__SUPPLIED DATA__.

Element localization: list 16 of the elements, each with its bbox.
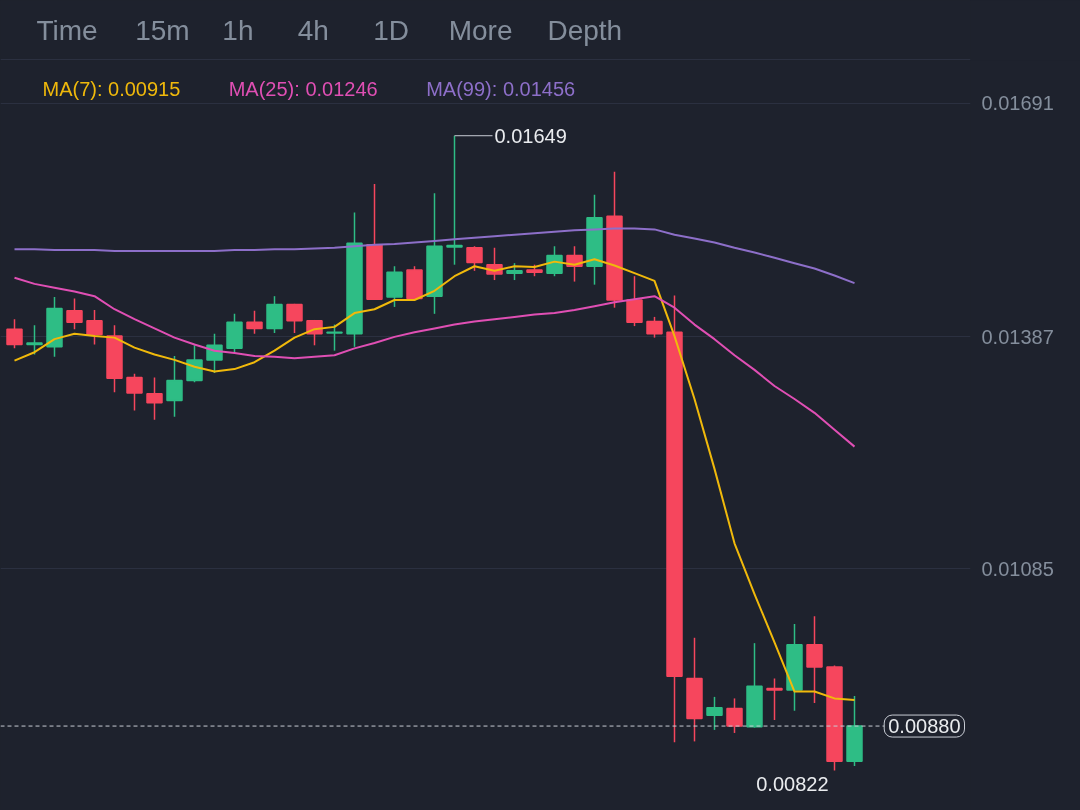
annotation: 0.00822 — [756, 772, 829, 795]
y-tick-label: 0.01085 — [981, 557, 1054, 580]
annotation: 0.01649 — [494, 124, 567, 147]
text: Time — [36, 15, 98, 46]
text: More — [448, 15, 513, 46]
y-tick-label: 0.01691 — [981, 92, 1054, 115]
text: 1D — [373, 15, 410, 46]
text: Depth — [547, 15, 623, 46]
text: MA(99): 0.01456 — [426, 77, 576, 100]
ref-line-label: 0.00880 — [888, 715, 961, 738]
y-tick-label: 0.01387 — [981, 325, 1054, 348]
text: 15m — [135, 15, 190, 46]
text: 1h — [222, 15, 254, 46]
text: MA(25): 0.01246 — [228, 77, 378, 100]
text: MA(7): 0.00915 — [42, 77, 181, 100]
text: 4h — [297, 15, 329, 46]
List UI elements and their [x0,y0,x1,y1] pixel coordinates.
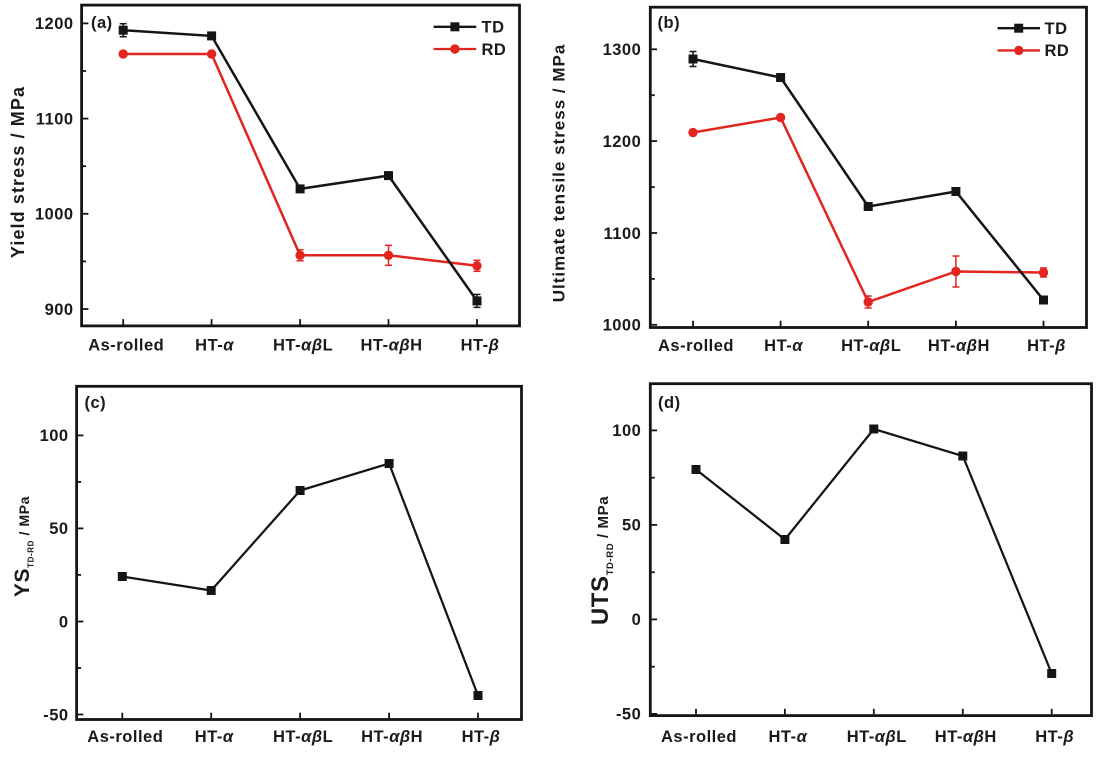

__REQUIRED TASK__.
Convert the lines of the records above into a JSON list of strings, one string per line, with blank lines and the pictures left out.

__EXPECTED ANSWER__.
[
  "Element localization: list 16 of the elements, each with its bbox.",
  "annotation: 0.00822 — [756, 772, 829, 795]",
  "y-tick-label: 0.01085 — [981, 557, 1054, 580]",
  "annotation: 0.01649 — [494, 124, 567, 147]",
  "text: Time — [36, 15, 98, 46]",
  "text: More — [448, 15, 513, 46]",
  "y-tick-label: 0.01691 — [981, 92, 1054, 115]",
  "text: 1D — [373, 15, 410, 46]",
  "text: Depth — [547, 15, 623, 46]",
  "text: MA(99): 0.01456 — [426, 77, 576, 100]",
  "ref-line-label: 0.00880 — [888, 715, 961, 738]",
  "y-tick-label: 0.01387 — [981, 325, 1054, 348]",
  "text: 15m — [135, 15, 190, 46]",
  "text: 1h — [222, 15, 254, 46]",
  "text: MA(25): 0.01246 — [228, 77, 378, 100]",
  "text: MA(7): 0.00915 — [42, 77, 181, 100]",
  "text: 4h — [297, 15, 329, 46]",
  "List UI elements and their [x0,y0,x1,y1] pixel coordinates."
]